Data listing:
++++

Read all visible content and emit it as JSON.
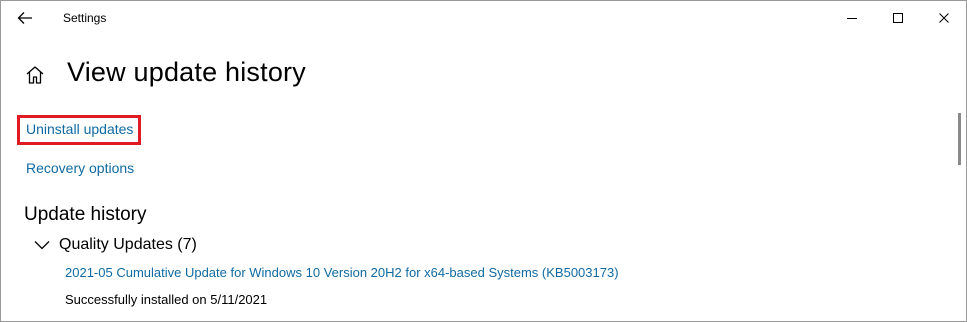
{
  "window": {
    "title": "Settings",
    "controls": {
      "minimize": "minimize-icon",
      "maximize": "maximize-icon",
      "close": "close-icon"
    }
  },
  "header": {
    "title": "View update history",
    "home_icon": "home-icon"
  },
  "links": {
    "uninstall": "Uninstall updates",
    "recovery": "Recovery options"
  },
  "history": {
    "title": "Update history",
    "groups": [
      {
        "label": "Quality Updates (7)",
        "expanded": true,
        "items": [
          {
            "name": "2021-05 Cumulative Update for Windows 10 Version 20H2 for x64-based Systems (KB5003173)",
            "status": "Successfully installed on 5/11/2021"
          }
        ]
      }
    ]
  },
  "colors": {
    "link": "#0f6aa3",
    "highlight": "#e01b24"
  }
}
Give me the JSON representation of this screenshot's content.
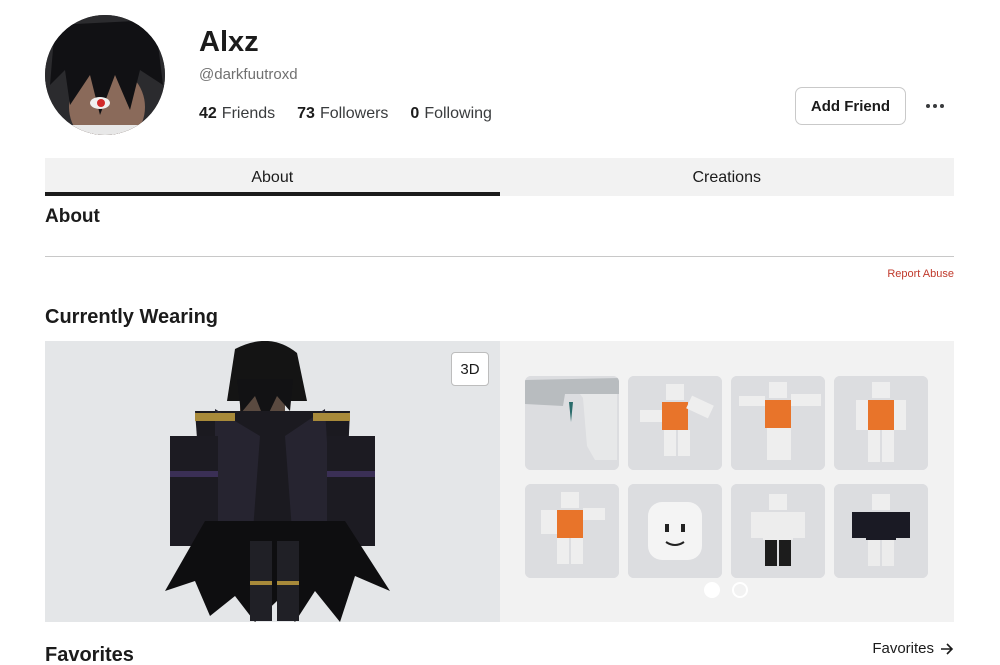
{
  "profile": {
    "display_name": "Alxz",
    "username": "@darkfuutroxd",
    "stats": [
      {
        "value": "42",
        "label": "Friends"
      },
      {
        "value": "73",
        "label": "Followers"
      },
      {
        "value": "0",
        "label": "Following"
      }
    ],
    "add_friend_label": "Add Friend",
    "more_icon": "more-horizontal-icon"
  },
  "tabs": [
    {
      "label": "About",
      "active": true
    },
    {
      "label": "Creations",
      "active": false
    }
  ],
  "about": {
    "title": "About",
    "report_label": "Report Abuse",
    "report_color": "#c0392b"
  },
  "wearing": {
    "title": "Currently Wearing",
    "view_toggle_label": "3D",
    "items": [
      {
        "name": "accessory-item"
      },
      {
        "name": "animation-item"
      },
      {
        "name": "animation-item"
      },
      {
        "name": "animation-item"
      },
      {
        "name": "animation-item"
      },
      {
        "name": "face-item"
      },
      {
        "name": "shirt-item"
      },
      {
        "name": "outfit-item"
      }
    ],
    "pages": 2,
    "current_page": 1
  },
  "favorites": {
    "title": "Favorites",
    "link_label": "Favorites",
    "link_icon": "arrow-right-icon"
  }
}
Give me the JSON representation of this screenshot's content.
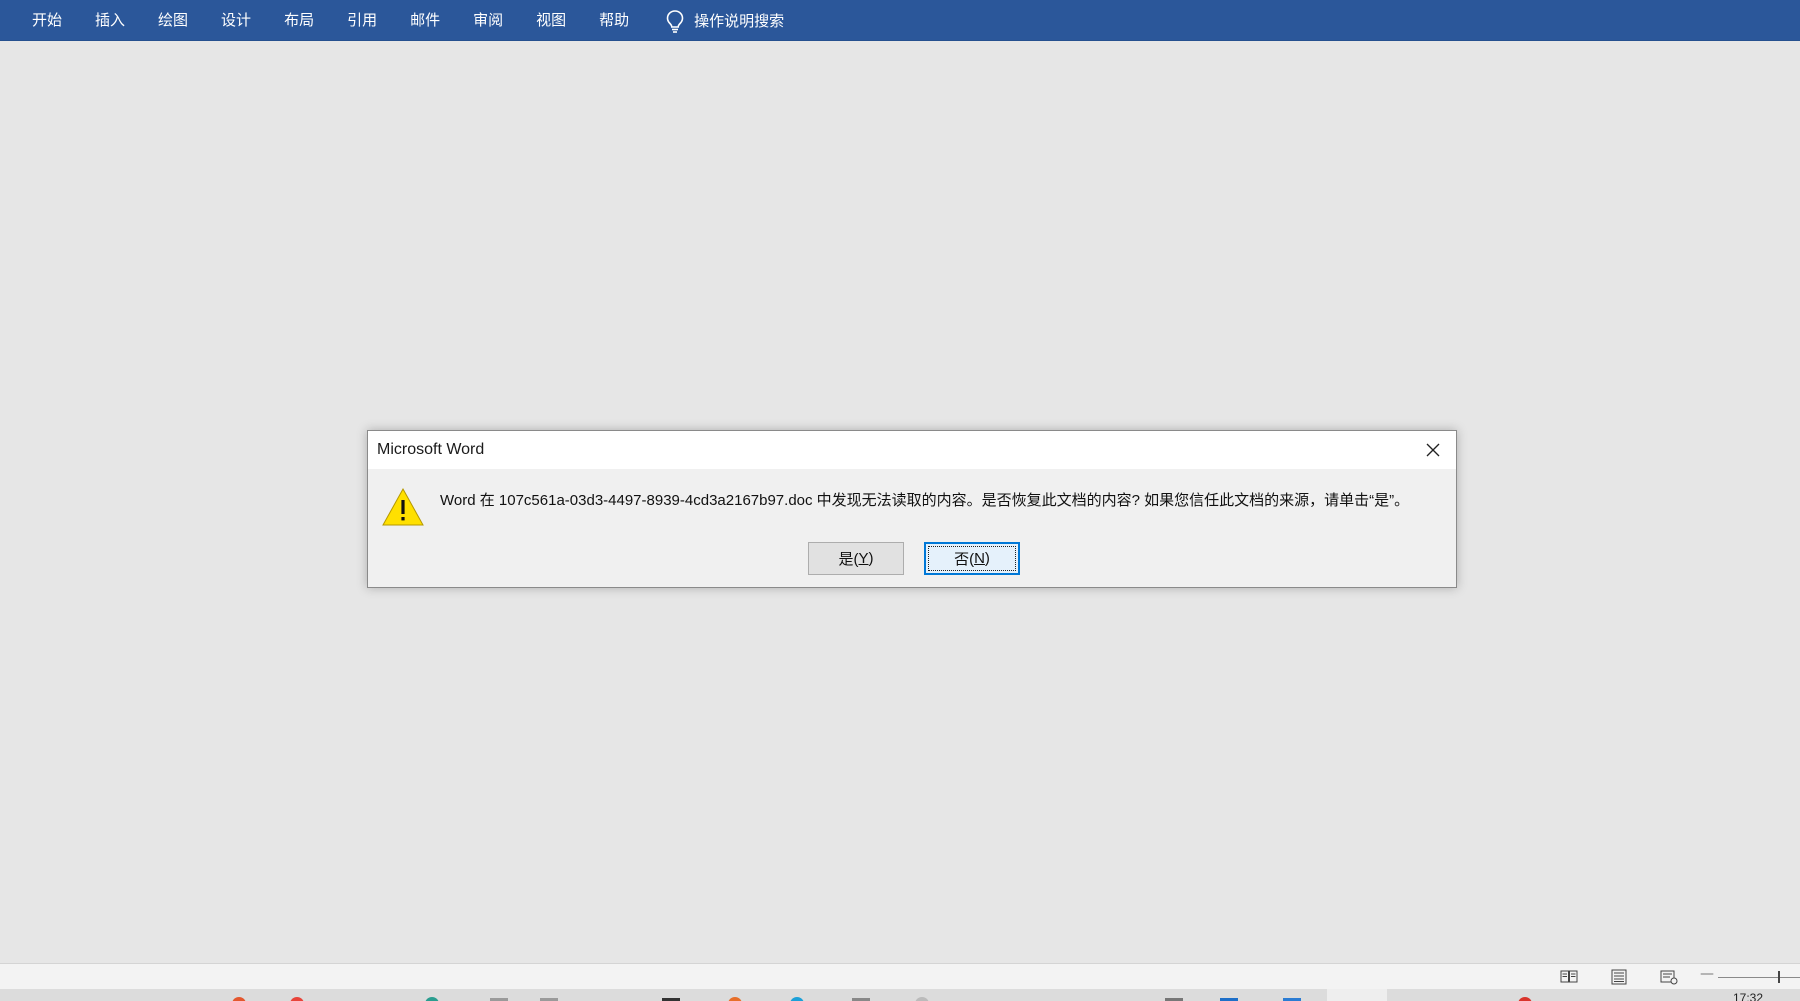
{
  "ribbon": {
    "tabs": [
      {
        "label": "开始"
      },
      {
        "label": "插入"
      },
      {
        "label": "绘图"
      },
      {
        "label": "设计"
      },
      {
        "label": "布局"
      },
      {
        "label": "引用"
      },
      {
        "label": "邮件"
      },
      {
        "label": "审阅"
      },
      {
        "label": "视图"
      },
      {
        "label": "帮助"
      }
    ],
    "tell_me": {
      "icon": "lightbulb-icon",
      "label": "操作说明搜索"
    },
    "color": "#2b579a"
  },
  "dialog": {
    "title": "Microsoft Word",
    "close_icon": "close-icon",
    "warning_icon": "warning-icon",
    "message": "Word 在 107c561a-03d3-4497-8939-4cd3a2167b97.doc 中发现无法读取的内容。是否恢复此文档的内容? 如果您信任此文档的来源，请单击“是”。",
    "buttons": {
      "yes": {
        "label": "是(",
        "key": "Y",
        "suffix": ")"
      },
      "no": {
        "label": "否(",
        "key": "N",
        "suffix": ")"
      }
    }
  },
  "statusbar": {
    "view_icons": [
      "read-mode-icon",
      "print-layout-icon",
      "web-layout-icon"
    ],
    "zoom_minus": "—"
  },
  "taskbar": {
    "clock": "17:32"
  }
}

++++

**Your goal**
Count the lines in the records above that hold the word "title", and give only that number.

**Answer below**
7